▶ **Problem statement**
Repeat the full listing below verbatim and keep the images out.

▶ **Dataset extract**
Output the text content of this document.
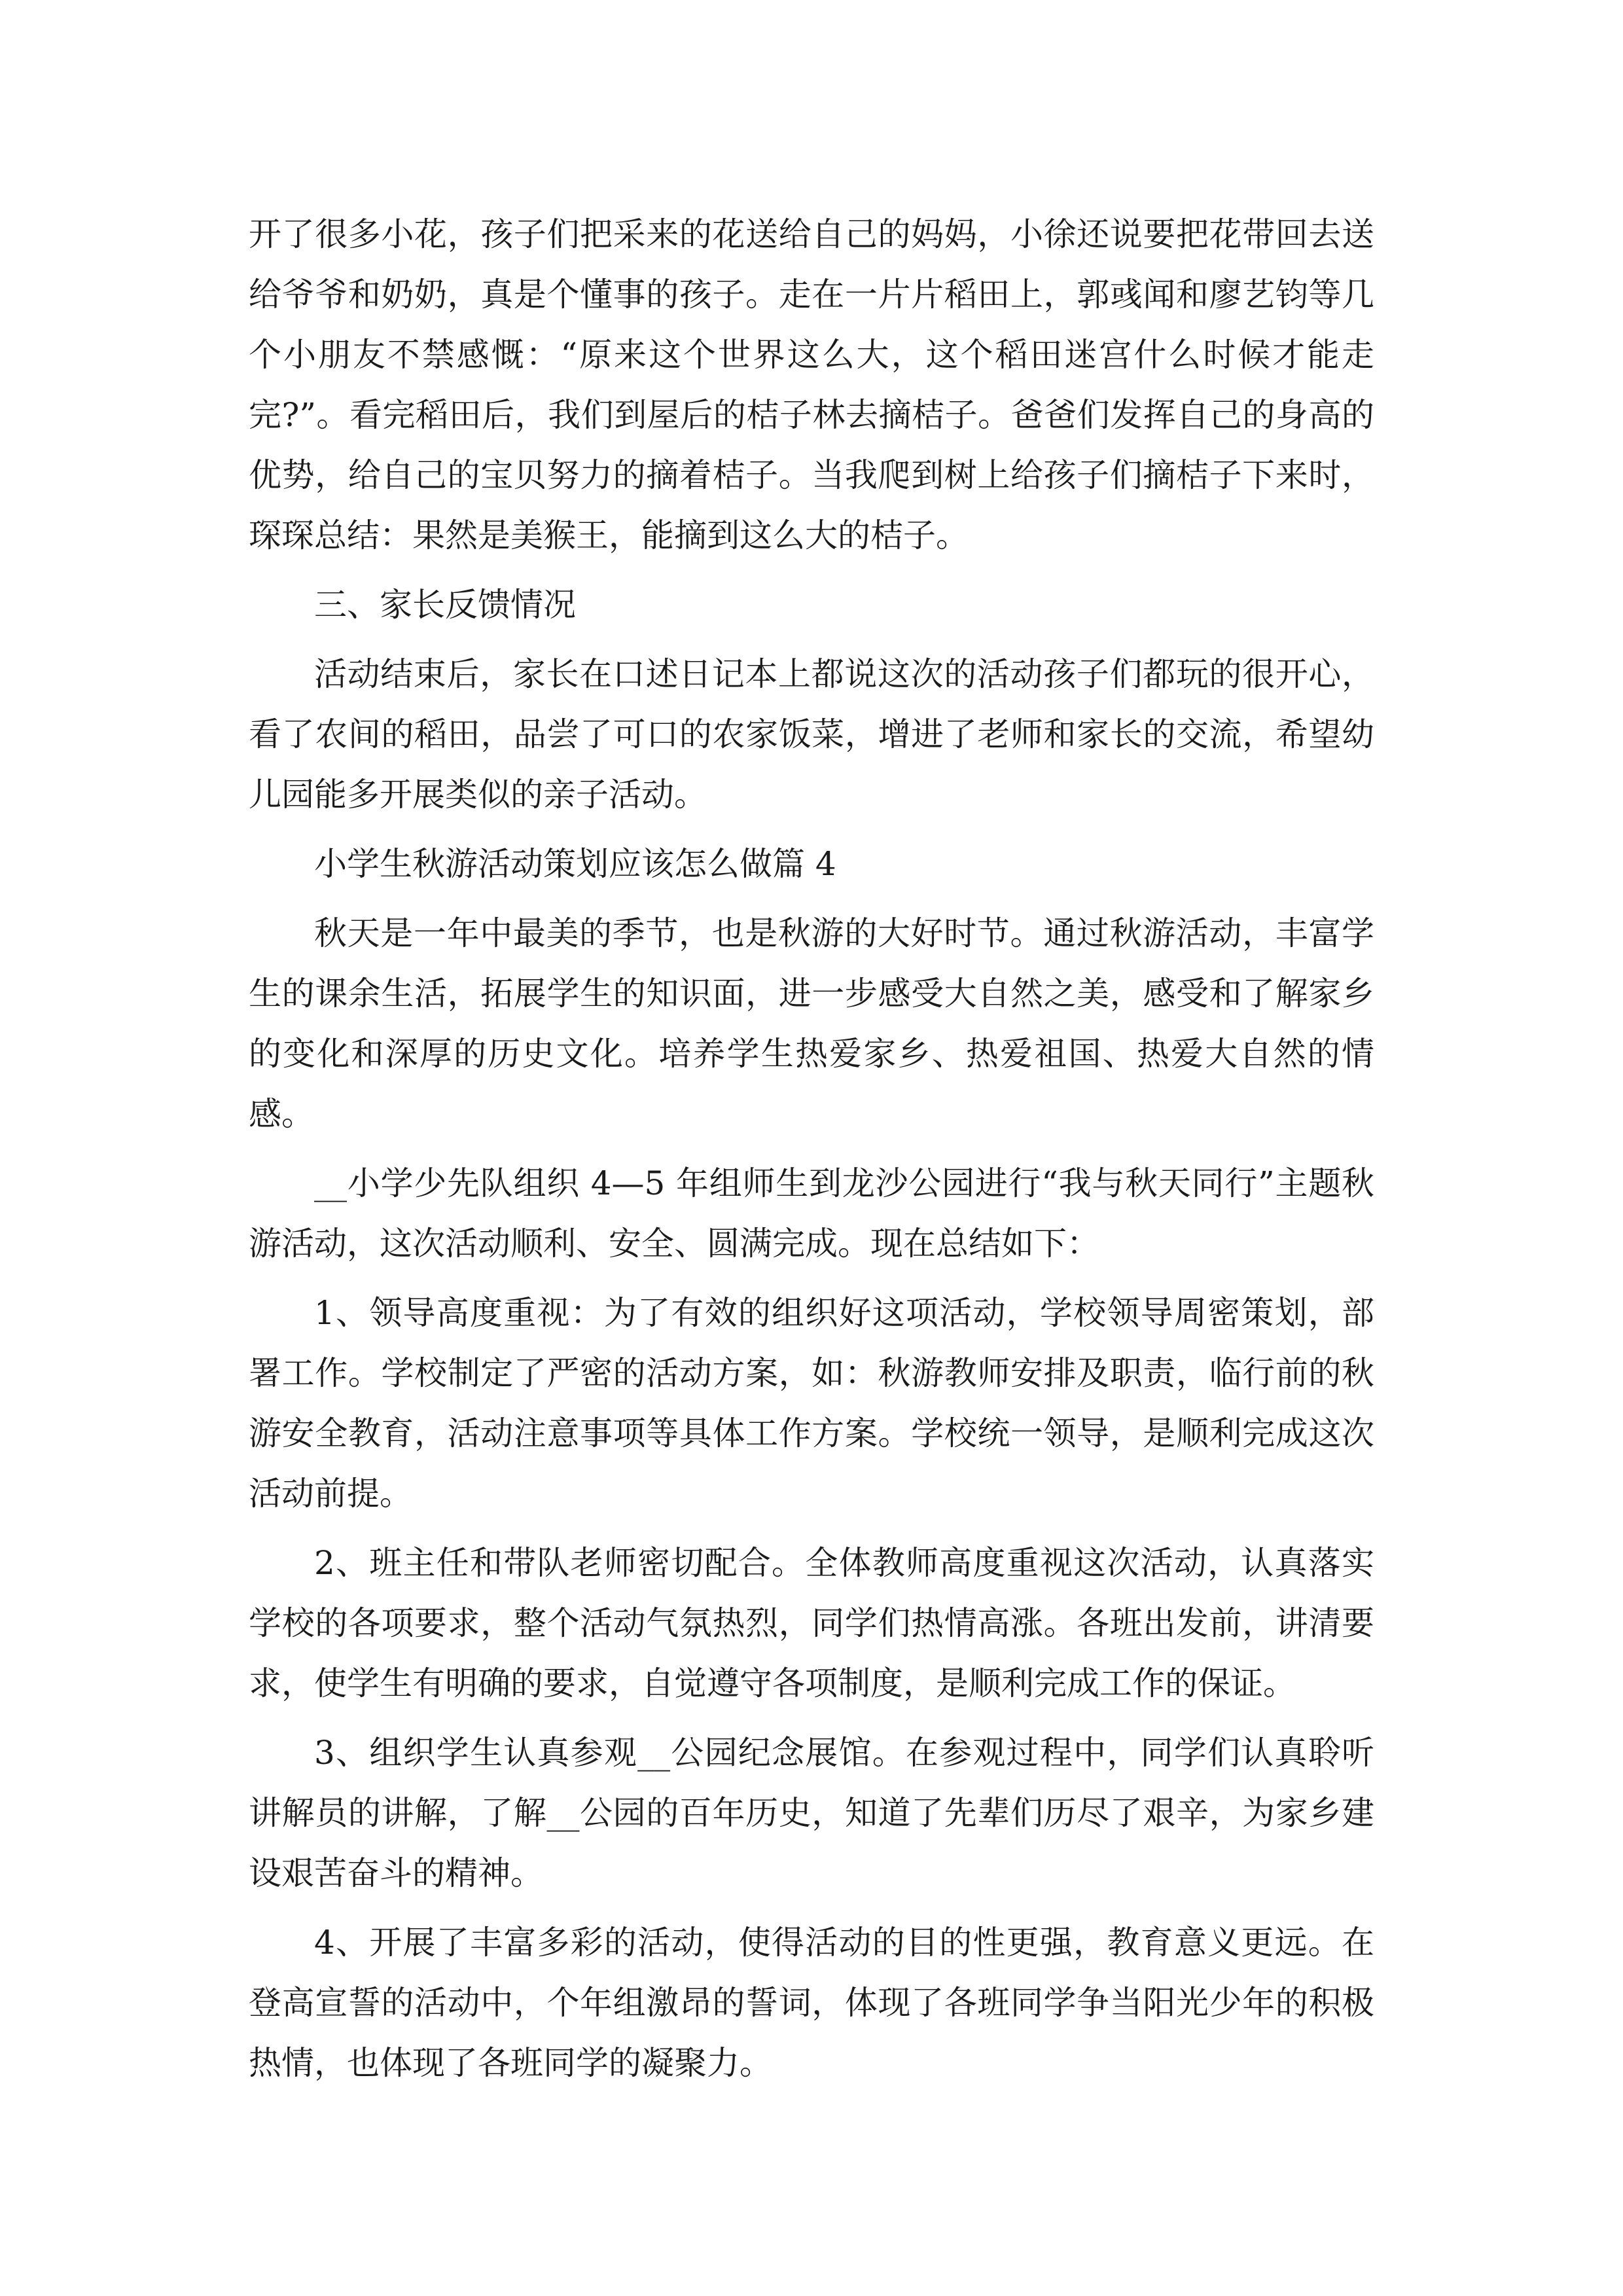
开了很多小花，孩子们把采来的花送给自己的妈妈，小徐还说要把花带回去送给爷爷和奶奶，真是个懂事的孩子。走在一片片稻田上，郭彧闻和廖艺钧等几个小朋友不禁感慨：“原来这个世界这么大，这个稻田迷宫什么时候才能走完?”。看完稻田后，我们到屋后的桔子林去摘桔子。爸爸们发挥自己的身高的优势，给自己的宝贝努力的摘着桔子。当我爬到树上给孩子们摘桔子下来时，琛琛总结：果然是美猴王，能摘到这么大的桔子。

三、家长反馈情况

活动结束后，家长在口述日记本上都说这次的活动孩子们都玩的很开心，看了农间的稻田，品尝了可口的农家饭菜，增进了老师和家长的交流，希望幼儿园能多开展类似的亲子活动。

小学生秋游活动策划应该怎么做篇 4

秋天是一年中最美的季节，也是秋游的大好时节。通过秋游活动，丰富学生的课余生活，拓展学生的知识面，进一步感受大自然之美，感受和了解家乡的变化和深厚的历史文化。培养学生热爱家乡、热爱祖国、热爱大自然的情感。

__小学少先队组织 4—5 年组师生到龙沙公园进行“我与秋天同行”主题秋游活动，这次活动顺利、安全、圆满完成。现在总结如下：

1、领导高度重视：为了有效的组织好这项活动，学校领导周密策划，部署工作。学校制定了严密的活动方案，如：秋游教师安排及职责，临行前的秋游安全教育，活动注意事项等具体工作方案。学校统一领导，是顺利完成这次活动前提。

2、班主任和带队老师密切配合。全体教师高度重视这次活动，认真落实学校的各项要求，整个活动气氛热烈，同学们热情高涨。各班出发前，讲清要求，使学生有明确的要求，自觉遵守各项制度，是顺利完成工作的保证。

3、组织学生认真参观__公园纪念展馆。在参观过程中，同学们认真聆听讲解员的讲解，了解__公园的百年历史，知道了先辈们历尽了艰辛，为家乡建设艰苦奋斗的精神。

4、开展了丰富多彩的活动，使得活动的目的性更强，教育意义更远。在登高宣誓的活动中，个年组激昂的誓词，体现了各班同学争当阳光少年的积极热情，也体现了各班同学的凝聚力。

▶ **Exercise response**
Output the text content of this document.
开了很多小花，孩子们把采来的花送给自己的妈妈，小徐还说要把花带回去送给爷爷和奶奶，真是个懂事的孩子。走在一片片稻田上，郭彧闻和廖艺钧等几个小朋友不禁感慨：“原来这个世界这么大，这个稻田迷宫什么时候才能走完?”。看完稻田后，我们到屋后的桔子林去摘桔子。爸爸们发挥自己的身高的优势，给自己的宝贝努力的摘着桔子。当我爬到树上给孩子们摘桔子下来时，琛琛总结：果然是美猴王，能摘到这么大的桔子。

三、家长反馈情况

活动结束后，家长在口述日记本上都说这次的活动孩子们都玩的很开心，看了农间的稻田，品尝了可口的农家饭菜，增进了老师和家长的交流，希望幼儿园能多开展类似的亲子活动。

小学生秋游活动策划应该怎么做篇 4

秋天是一年中最美的季节，也是秋游的大好时节。通过秋游活动，丰富学生的课余生活，拓展学生的知识面，进一步感受大自然之美，感受和了解家乡的变化和深厚的历史文化。培养学生热爱家乡、热爱祖国、热爱大自然的情感。

__小学少先队组织 4—5 年组师生到龙沙公园进行“我与秋天同行”主题秋游活动，这次活动顺利、安全、圆满完成。现在总结如下：

1、领导高度重视：为了有效的组织好这项活动，学校领导周密策划，部署工作。学校制定了严密的活动方案，如：秋游教师安排及职责，临行前的秋游安全教育，活动注意事项等具体工作方案。学校统一领导，是顺利完成这次活动前提。

2、班主任和带队老师密切配合。全体教师高度重视这次活动，认真落实学校的各项要求，整个活动气氛热烈，同学们热情高涨。各班出发前，讲清要求，使学生有明确的要求，自觉遵守各项制度，是顺利完成工作的保证。

3、组织学生认真参观__公园纪念展馆。在参观过程中，同学们认真聆听讲解员的讲解，了解__公园的百年历史，知道了先辈们历尽了艰辛，为家乡建设艰苦奋斗的精神。

4、开展了丰富多彩的活动，使得活动的目的性更强，教育意义更远。在登高宣誓的活动中，个年组激昂的誓词，体现了各班同学争当阳光少年的积极热情，也体现了各班同学的凝聚力。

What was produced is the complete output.